» **SELECTED EXCERPT**:
In [2]:
%matplotlib inline
import numpy as np
import pandas as p
import matplotlib.pyplot as plt
import seaborn as sns
import math
import itertools
import random
sns.set_style("white")
sns.set(style="ticks")
from matplotlib import rc
rc('text', usetex=True)
sns.set_color_codes()

In [8]:
import operator as op
def ncr(n, r):
    if r > n: return 0
#     print n, r, n-r
    r = min(r, n-r)
    if r == 0: return 1
    numer = reduce(op.mul, xrange(n, n-r, -1))
    denom = reduce(op.mul, xrange(1, r+1))
    return numer//denom

def strandlength_distribution(NumCells,r,MaxLength):
    
    b = r
    g = 1/(float(NumCells)+1)
    
    geometric = [( ((b*(1-g))/(b+g*(1-b)))**k * (g/(b+g*(1-b))) ) for k in range(MaxLength)]
    geometric.append(1-sum(geometric))

    return geometric

def pull_from_strandlength_distribution(N,NumCells,r,MaxLength):
    
    unifs = np.random.uniform(0,1,N)
    
    geometric = strandlength_distribution(NumCells,r,MaxLength)
    
    geometric_cum = np.cumsum(geometric)
    
    lengths = [np.where(unif < geometric_cum)[0][0] for unif in unifs]
    
    return lengths

## Naive method of simulating all strands ##
def old_motif_freq(b,motif,numCells,r,maxLength):
    
    sl_dist = strandlength_distribution(numCells,r,maxLength)
    motiffreq = 0
    for k in range(len(motif),maxLength+1):
        lengthlist = map(''.join, itertools.product('10', repeat=k))

        lengthlist = [string for string in lengthlist if motif in string]
        strand_probs = [b**(s.count('0'))*(1-b)**(s.count('1'))   for s in lengthlist]

        motiffreq = motiffreq + sl_dist[k]*sum([strand_probs[s] for s in range(len(lengthlist)) if motif in lengthlist[s]])
        
    return motiffreq, motiffreq/(1-sl_dist[0])

## Faster Brute force method of simulating the strands ##
def motif_freq(b,motif,numCells,r,maxLength):
    
    sl_dist = strandlength_distribution(numCells,r,maxLength)
    motiffreq = 0
    motif_containing_strands = [motif]
    last_length = len(motif)
    last_length_list = [motif]
    for k in range(1,maxLength+1-len(motif)):
        # k is non-motif digits
        lengthlist = map(''.join, itertools.product('10', repeat=k))
        
        new_length_0 = [s + '0' for s in last_length_list]
        new_length_1 = [s + '1' for s in last_length_list]
        
        new_length = [s + motif for s in lengthlist]
        
        last_length_list = new_length_0 + new_length_1
        combined = last_length_list + new_length
        last_length_list = list(np.unique(last_length_list + new_length))

» **INFORMATION GIVEN**:
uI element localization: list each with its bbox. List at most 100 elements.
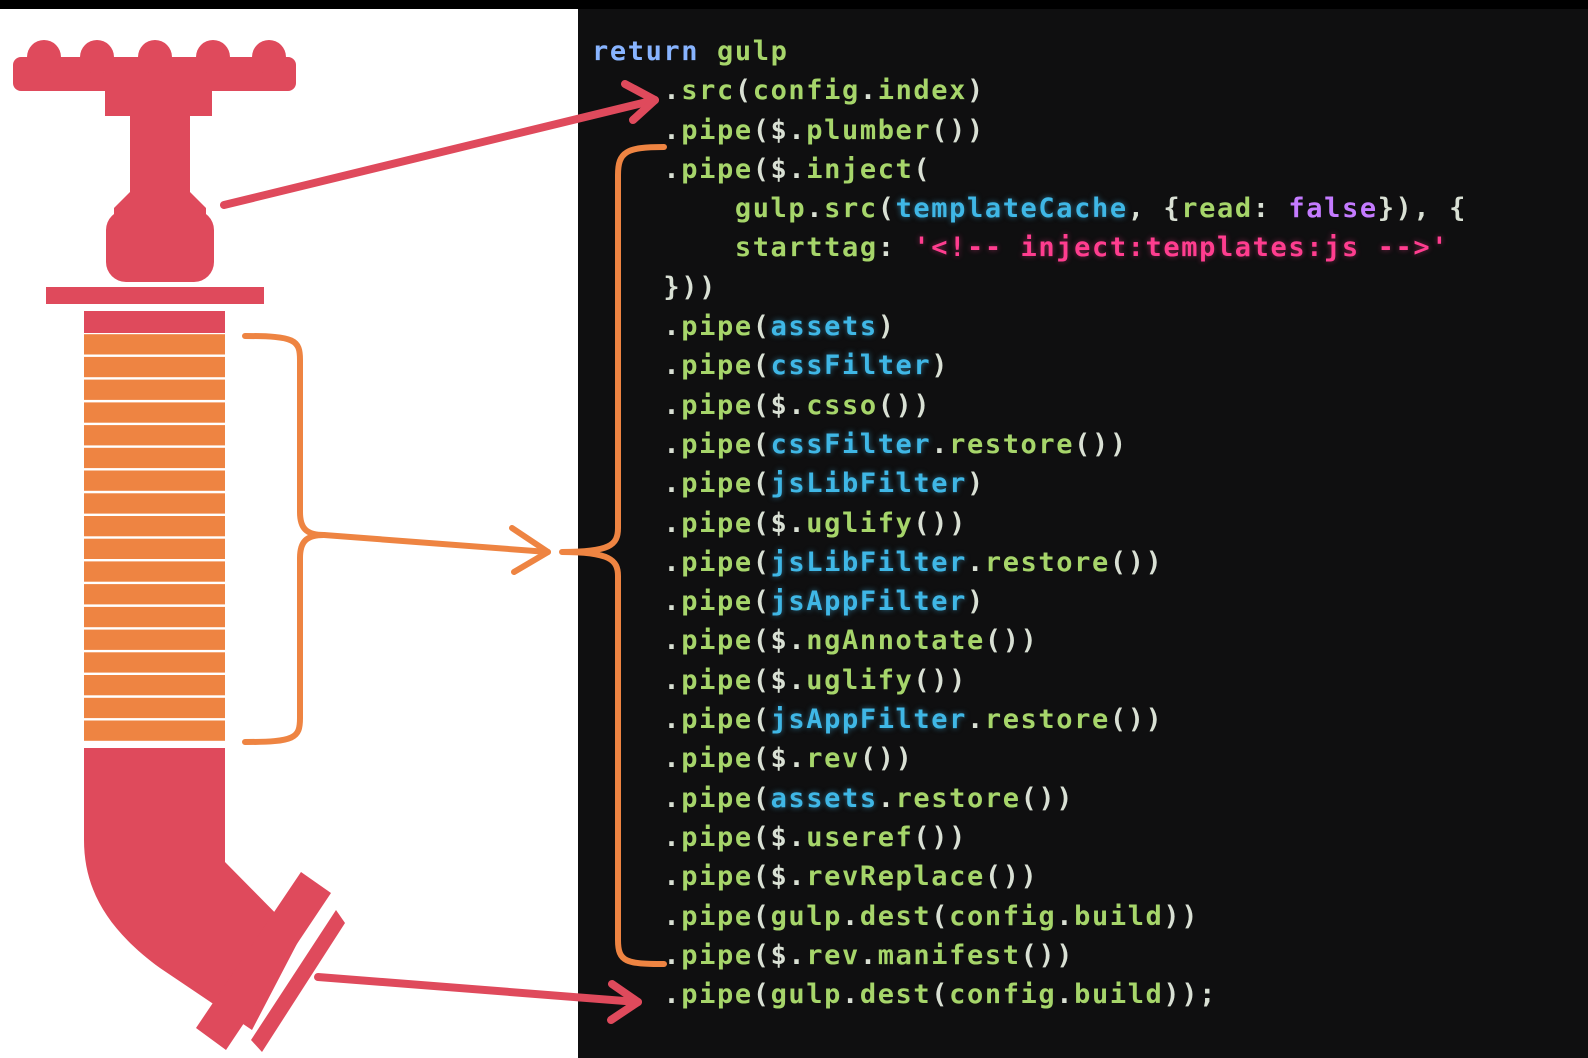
- code-token: gulp: [770, 900, 842, 932]
- code-token: ): [967, 75, 985, 107]
- coil-segment: [84, 538, 225, 559]
- code-line: .src(config.index): [592, 71, 1467, 110]
- code-token: .: [592, 900, 682, 932]
- code-token: .: [841, 900, 860, 932]
- code-token: .: [806, 193, 825, 225]
- code-token: .: [592, 428, 682, 460]
- code-line: .pipe(cssFilter): [592, 346, 1467, 385]
- code-token: :: [1252, 193, 1289, 225]
- code-token: ): [877, 311, 896, 343]
- code-token: ));: [1163, 979, 1217, 1011]
- pipe-elbow-icon: [84, 748, 345, 1052]
- code-token: ): [966, 468, 985, 500]
- code-token: .: [592, 75, 682, 107]
- code-token: .: [592, 939, 682, 971]
- code-token: false: [1288, 193, 1378, 225]
- code-token: .: [592, 704, 682, 736]
- code-line: .pipe($.useref()): [592, 818, 1467, 857]
- code-token: gulp: [734, 193, 807, 225]
- code-token: (: [752, 782, 771, 814]
- code-token: config: [752, 75, 860, 107]
- code-line: .pipe($.csso()): [592, 386, 1467, 425]
- coil-segment: [84, 697, 225, 719]
- code-token: rev: [806, 939, 860, 971]
- code-token: ()): [877, 389, 932, 421]
- code-line: .pipe($.plumber()): [592, 111, 1467, 150]
- coil-segment: [84, 606, 225, 628]
- code-token: .: [592, 350, 682, 382]
- coil-segment: [84, 425, 225, 446]
- code-token: ): [966, 586, 985, 618]
- code-token: '<!-- inject:templates:js -->': [913, 232, 1450, 264]
- code-token: jsLibFilter: [770, 468, 967, 500]
- code-token: templateCache: [895, 193, 1128, 225]
- code-token: (: [752, 311, 771, 343]
- code-line: .pipe(assets): [592, 307, 1467, 346]
- code-token: dest: [859, 979, 932, 1011]
- code-line: starttag: '<!-- inject:templates:js -->': [592, 228, 1467, 267]
- code-token: restore: [895, 782, 1021, 814]
- code-token: (: [752, 468, 771, 500]
- code-token: (: [913, 153, 932, 185]
- coil-segment: [84, 720, 225, 741]
- code-token: .: [592, 979, 682, 1011]
- code-line: .pipe(assets.restore()): [592, 779, 1467, 818]
- code-line: .pipe(jsLibFilter): [592, 464, 1467, 503]
- code-token: ($.: [752, 114, 807, 146]
- code-token: , {: [1127, 193, 1182, 225]
- code-line: .pipe($.rev()): [592, 739, 1467, 778]
- code-token: (: [752, 979, 771, 1011]
- code-token: (: [931, 979, 950, 1011]
- code-token: .: [592, 114, 682, 146]
- code-token: .: [966, 704, 985, 736]
- code-token: csso: [806, 389, 878, 421]
- code-token: .: [592, 311, 682, 343]
- code-token: .: [592, 861, 682, 893]
- code-token: pipe: [681, 861, 753, 893]
- valve-handle-icon: [13, 40, 296, 282]
- code-token: )): [1163, 900, 1200, 932]
- coil-segment: [84, 493, 225, 514]
- code-token: .: [1056, 979, 1075, 1011]
- code-token: ($.: [752, 389, 807, 421]
- coil-brace: [242, 333, 551, 745]
- code-token: ()): [1109, 704, 1164, 736]
- code-token: config: [949, 900, 1057, 932]
- code-token: ($.: [752, 664, 807, 696]
- code-token: .: [859, 75, 878, 107]
- code-line: gulp.src(templateCache, {read: false}), …: [592, 189, 1467, 228]
- code-token: ()): [931, 114, 985, 146]
- code-token: pipe: [681, 743, 753, 775]
- pipe-flange-icon: [46, 287, 264, 333]
- code-token: ngAnnotate: [806, 625, 985, 657]
- code-token: }), {: [1377, 193, 1467, 225]
- coil-segment: [84, 447, 225, 469]
- code-token: pipe: [681, 468, 753, 500]
- code-token: pipe: [681, 664, 753, 696]
- coil-segment: [84, 516, 225, 537]
- code-token: return: [592, 36, 717, 67]
- code-token: pipe: [681, 979, 753, 1011]
- coil-segment: [84, 652, 225, 673]
- code-token: ()): [1020, 939, 1075, 971]
- code-token: (: [752, 428, 771, 460]
- code-token: read: [1181, 193, 1253, 225]
- coil-segment: [84, 402, 225, 423]
- code-token: inject: [806, 153, 914, 185]
- code-token: pipe: [681, 389, 753, 421]
- code-token: })): [592, 271, 717, 303]
- code-token: ($.: [752, 743, 807, 775]
- code-line: })): [592, 268, 1467, 307]
- code-token: gulp: [717, 36, 789, 67]
- code-token: cssFilter: [770, 428, 932, 460]
- code-token: assets: [770, 782, 878, 814]
- code-token: pipe: [681, 114, 753, 146]
- code-line: .pipe(gulp.dest(config.build));: [592, 975, 1467, 1014]
- code-token: .: [592, 389, 682, 421]
- coil-segment: [84, 334, 225, 355]
- code-token: useref: [806, 821, 914, 853]
- arrow-to-dest: [314, 973, 642, 1024]
- code-line: .pipe($.uglify()): [592, 504, 1467, 543]
- coil-segment: [84, 675, 225, 696]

» **WHAT THIS TASK INVOLVES**:
Pick up the Python notebook code on strand lengths and motif frequencies at the point where it stops, and carry it on.

» **ANSWER TO THE EXERCISE**:
        
        motif_containing_strands += last_length_list
        
    strand_probs = [sl_dist[len(s)]*b**(s.count('0'))*(1-b)**(s.count('1'))   for s in motif_containing_strands]

    motiffreq = sum(strand_probs)
        
    return motiffreq, motiffreq/(1-sl_dist[0])

## Analytical Derivation for non-overlapping motifs ##
def motif_freq_analytical(b,motif,numCells,r,maxLength):
    
    sl_dist = strandlength_distribution(numCells,r,maxLength)
    
    m0 = motif.count('0')
    l = len(motif)
    
    motiffreq = 0
    
    for lam in range(l,maxLength+1):
        this_length_prob = 0
        
        this_length_prob += (lam-l+1)*b**m0*(1-b)**(l-m0)*sum([ncr(lam-l,k)*b**k*(1-b)**(lam-l-k)  for k in range(lam-l+1)])
        if np.floor(lam/l) >= 2:
            for beta in range(2,np.int(np.floor(lam/l))+1):
                this_length_prob +=  sum([(-1)**(beta+1)*ncr(lam-beta*l+beta,beta)*b**(beta*m0)*(1-b)**(beta*(l-m0))*sum([ncr(lam-beta*l,k)*b**k*(1-b)**(lam-beta*l-k) for k in range(lam-beta*l+1)])])

        motiffreq += sl_dist[lam]*this_length_prob
#         print motiffreq
        
    
    return motiffreq, motiffreq/(1-sl_dist[0])

def multiple_overlap_detector(motif):
    l = len(motif)
    o_len = [0]
    o0 = [0]
    for iterator in range(1,l):
        if motif[:l-iterator] == motif[iterator:]:
            o_len.append(l-iterator)
            o0.append(motif[:l-iterator].count('0'))
    if len(o_len) == 0:
        o_len.append(0)
        o0.append(0)
    return o_len, o0

## Analytical Derivation for motifs with multiple overlaps ##
def motif_freq_analytical_multipleoverlap(b,motif,numCells,r,maxLength):
    
    sl_dist = strandlength_distribution(numCells,r,maxLength)
    
    m0 = motif.count('0')
    l = len(motif)
    o_len_list, o0_list = multiple_overlap_detector(motif)

    motiffreq = 0
    
    for lam in range(l,maxLength+1):
        this_length_prob = 0

        for o_len, o0 in zip(o_len_list,o0_list):
            if o_len == 0:
                if np.floor(lam/l) >= 1:
                    for beta in range(1,np.int(np.floor(lam/l))+1):
                        this_length_prob += (-1)**(beta+1)*ncr(lam-beta*l+beta,beta)*b**(beta*m0)*(1-b)**(beta*(l-m0))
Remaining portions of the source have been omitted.